**Collected data entries:**
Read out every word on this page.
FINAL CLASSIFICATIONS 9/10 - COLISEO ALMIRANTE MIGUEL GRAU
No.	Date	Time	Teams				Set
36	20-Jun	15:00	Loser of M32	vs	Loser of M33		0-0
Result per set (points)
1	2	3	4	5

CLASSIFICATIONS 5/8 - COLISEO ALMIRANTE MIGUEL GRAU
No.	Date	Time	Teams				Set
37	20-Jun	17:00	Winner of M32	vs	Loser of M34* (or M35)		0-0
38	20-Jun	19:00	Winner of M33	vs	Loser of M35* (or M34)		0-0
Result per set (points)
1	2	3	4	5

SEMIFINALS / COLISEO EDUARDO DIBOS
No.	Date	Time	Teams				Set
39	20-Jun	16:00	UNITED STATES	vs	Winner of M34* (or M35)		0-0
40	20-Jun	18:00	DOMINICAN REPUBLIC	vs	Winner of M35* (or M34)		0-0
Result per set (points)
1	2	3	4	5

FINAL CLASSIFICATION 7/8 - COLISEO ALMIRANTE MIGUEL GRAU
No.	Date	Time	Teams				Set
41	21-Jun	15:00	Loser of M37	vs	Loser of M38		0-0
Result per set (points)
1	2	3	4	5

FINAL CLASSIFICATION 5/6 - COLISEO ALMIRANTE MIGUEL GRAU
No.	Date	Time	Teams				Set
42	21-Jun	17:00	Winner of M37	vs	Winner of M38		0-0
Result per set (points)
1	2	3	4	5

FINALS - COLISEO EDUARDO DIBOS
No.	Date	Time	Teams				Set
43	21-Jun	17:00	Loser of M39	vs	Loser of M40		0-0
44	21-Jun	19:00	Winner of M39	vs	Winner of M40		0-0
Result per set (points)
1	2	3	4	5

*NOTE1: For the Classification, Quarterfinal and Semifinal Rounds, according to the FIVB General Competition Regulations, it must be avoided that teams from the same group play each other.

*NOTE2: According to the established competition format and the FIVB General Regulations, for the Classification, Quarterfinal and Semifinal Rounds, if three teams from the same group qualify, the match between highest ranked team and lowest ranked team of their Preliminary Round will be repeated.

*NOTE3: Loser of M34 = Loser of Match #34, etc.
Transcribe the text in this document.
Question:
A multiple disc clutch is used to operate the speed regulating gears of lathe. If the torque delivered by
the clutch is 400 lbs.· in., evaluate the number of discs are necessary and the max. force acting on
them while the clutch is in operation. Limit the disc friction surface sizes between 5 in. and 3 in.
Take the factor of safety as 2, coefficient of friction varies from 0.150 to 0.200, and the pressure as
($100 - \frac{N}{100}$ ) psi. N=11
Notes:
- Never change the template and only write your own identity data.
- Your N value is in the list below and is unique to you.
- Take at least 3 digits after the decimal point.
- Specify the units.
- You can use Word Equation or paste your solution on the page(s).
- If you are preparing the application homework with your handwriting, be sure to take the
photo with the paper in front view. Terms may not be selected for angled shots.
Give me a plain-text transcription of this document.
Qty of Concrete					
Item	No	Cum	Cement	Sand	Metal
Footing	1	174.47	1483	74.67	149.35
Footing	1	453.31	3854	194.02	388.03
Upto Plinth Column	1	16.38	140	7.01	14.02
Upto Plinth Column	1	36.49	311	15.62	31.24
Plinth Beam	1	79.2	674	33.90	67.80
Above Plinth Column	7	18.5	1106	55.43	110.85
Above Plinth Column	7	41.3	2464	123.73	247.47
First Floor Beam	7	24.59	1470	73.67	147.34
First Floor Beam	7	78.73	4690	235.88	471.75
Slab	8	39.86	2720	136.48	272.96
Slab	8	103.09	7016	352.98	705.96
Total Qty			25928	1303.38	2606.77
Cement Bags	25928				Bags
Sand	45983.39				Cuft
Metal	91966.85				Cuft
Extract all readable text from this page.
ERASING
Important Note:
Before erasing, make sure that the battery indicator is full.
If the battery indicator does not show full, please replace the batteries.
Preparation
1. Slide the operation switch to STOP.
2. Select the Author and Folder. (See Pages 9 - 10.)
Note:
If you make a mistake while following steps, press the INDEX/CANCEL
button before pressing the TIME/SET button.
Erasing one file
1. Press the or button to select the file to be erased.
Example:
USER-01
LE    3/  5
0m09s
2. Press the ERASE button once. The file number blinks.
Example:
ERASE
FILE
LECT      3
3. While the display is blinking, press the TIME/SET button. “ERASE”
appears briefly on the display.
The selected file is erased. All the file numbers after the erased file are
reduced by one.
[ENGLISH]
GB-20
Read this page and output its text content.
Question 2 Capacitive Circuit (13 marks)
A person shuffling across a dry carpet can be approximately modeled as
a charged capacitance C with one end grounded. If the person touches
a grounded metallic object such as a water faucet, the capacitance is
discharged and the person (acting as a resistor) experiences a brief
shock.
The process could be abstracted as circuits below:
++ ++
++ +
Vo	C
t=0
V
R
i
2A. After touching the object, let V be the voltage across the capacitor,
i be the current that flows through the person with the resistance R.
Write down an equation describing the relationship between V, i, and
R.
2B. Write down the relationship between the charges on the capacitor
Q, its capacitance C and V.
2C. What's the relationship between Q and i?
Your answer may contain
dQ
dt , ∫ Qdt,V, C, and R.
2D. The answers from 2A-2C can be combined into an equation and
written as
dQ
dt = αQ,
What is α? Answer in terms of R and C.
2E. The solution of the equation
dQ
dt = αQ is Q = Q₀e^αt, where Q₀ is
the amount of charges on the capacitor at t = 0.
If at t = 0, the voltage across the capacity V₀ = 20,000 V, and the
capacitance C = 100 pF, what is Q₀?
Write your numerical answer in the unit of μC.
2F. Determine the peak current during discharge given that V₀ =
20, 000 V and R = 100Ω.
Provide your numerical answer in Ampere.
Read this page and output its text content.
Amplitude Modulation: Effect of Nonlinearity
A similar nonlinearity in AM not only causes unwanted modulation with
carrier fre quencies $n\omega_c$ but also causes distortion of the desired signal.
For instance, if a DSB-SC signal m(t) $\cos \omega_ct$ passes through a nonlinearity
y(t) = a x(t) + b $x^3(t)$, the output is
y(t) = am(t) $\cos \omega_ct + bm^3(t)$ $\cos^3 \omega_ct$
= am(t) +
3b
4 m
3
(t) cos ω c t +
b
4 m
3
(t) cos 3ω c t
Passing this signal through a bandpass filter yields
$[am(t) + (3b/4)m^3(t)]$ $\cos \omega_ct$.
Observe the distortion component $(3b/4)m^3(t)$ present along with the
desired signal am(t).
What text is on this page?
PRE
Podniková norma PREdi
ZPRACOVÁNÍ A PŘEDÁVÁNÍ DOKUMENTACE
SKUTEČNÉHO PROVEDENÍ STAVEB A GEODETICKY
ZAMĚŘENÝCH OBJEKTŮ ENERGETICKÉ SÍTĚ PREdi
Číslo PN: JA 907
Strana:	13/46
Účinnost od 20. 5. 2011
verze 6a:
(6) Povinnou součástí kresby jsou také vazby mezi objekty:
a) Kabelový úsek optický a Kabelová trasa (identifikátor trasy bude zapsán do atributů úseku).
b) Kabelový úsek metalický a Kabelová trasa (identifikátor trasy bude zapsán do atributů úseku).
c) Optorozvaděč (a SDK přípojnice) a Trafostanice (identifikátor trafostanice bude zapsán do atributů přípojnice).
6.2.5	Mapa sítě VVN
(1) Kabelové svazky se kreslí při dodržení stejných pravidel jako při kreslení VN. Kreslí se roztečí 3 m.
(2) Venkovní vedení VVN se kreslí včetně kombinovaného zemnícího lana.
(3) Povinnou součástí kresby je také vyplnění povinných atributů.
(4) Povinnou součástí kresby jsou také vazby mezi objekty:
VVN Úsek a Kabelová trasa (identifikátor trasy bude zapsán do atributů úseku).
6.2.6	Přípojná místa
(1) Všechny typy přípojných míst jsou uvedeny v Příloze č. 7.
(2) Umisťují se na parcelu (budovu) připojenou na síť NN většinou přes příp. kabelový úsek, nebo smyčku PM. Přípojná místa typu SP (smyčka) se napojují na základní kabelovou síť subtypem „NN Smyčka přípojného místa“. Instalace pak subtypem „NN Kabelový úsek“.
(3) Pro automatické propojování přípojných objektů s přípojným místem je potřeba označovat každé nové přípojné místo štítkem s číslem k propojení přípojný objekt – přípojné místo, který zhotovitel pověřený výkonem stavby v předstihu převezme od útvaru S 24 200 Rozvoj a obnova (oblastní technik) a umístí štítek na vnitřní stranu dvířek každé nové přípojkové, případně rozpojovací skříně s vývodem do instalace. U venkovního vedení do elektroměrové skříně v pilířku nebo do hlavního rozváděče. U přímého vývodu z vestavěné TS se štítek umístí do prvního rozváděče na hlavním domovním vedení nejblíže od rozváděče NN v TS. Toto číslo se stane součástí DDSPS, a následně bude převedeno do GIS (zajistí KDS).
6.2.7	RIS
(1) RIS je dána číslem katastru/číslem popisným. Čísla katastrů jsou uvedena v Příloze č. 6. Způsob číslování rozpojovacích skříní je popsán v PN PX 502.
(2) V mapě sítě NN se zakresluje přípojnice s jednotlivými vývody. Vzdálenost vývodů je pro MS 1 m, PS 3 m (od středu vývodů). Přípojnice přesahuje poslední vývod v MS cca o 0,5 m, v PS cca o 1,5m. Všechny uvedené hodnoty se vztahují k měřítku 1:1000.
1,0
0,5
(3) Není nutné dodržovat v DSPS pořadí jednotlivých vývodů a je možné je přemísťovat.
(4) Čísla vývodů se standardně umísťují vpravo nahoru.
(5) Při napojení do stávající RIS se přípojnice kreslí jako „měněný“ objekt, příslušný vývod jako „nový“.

**Written exercise:**
Provide the number of lines in the entries that include "person", and no other text.

**Worked solution:**
4